### TO DO
Retype each record shown below, leaving every character as it is.

BEGIN DATA TO PROCESS

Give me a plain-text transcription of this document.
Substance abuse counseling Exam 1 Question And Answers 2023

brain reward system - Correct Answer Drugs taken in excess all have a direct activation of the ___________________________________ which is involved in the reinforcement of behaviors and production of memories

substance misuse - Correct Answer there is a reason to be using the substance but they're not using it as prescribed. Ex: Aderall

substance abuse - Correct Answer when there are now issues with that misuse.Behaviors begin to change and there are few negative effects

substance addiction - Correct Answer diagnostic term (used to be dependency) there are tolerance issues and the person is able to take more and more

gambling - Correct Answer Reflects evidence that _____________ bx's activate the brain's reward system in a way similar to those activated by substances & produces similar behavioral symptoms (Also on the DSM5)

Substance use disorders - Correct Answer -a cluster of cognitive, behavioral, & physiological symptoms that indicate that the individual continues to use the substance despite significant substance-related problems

END DATA TO PROCESS

### SOLUTION TO THIS PROBLEM
Give me a plain-text transcription of this document.
Substance abuse counseling Exam 1 Question And Answers 2023

brain reward system - Correct Answer Drugs taken in excess all have a direct activation of the ___________________________________ which is involved in the reinforcement of behaviors and production of memories

substance misuse - Correct Answer there is a reason to be using the substance but they're not using it as prescribed. Ex: Aderall

substance abuse - Correct Answer when there are now issues with that misuse.Behaviors begin to change and there are few negative effects

substance addiction - Correct Answer diagnostic term (used to be dependency) there are tolerance issues and the person is able to take more and more

gambling - Correct Answer Reflects evidence that _____________ bx's activate the brain's reward system in a way similar to those activated by substances & produces similar behavioral symptoms (Also on the DSM5)

Substance use disorders - Correct Answer -a cluster of cognitive, behavioral, & physiological symptoms that indicate that the individual continues to use the substance despite significant substance-related problems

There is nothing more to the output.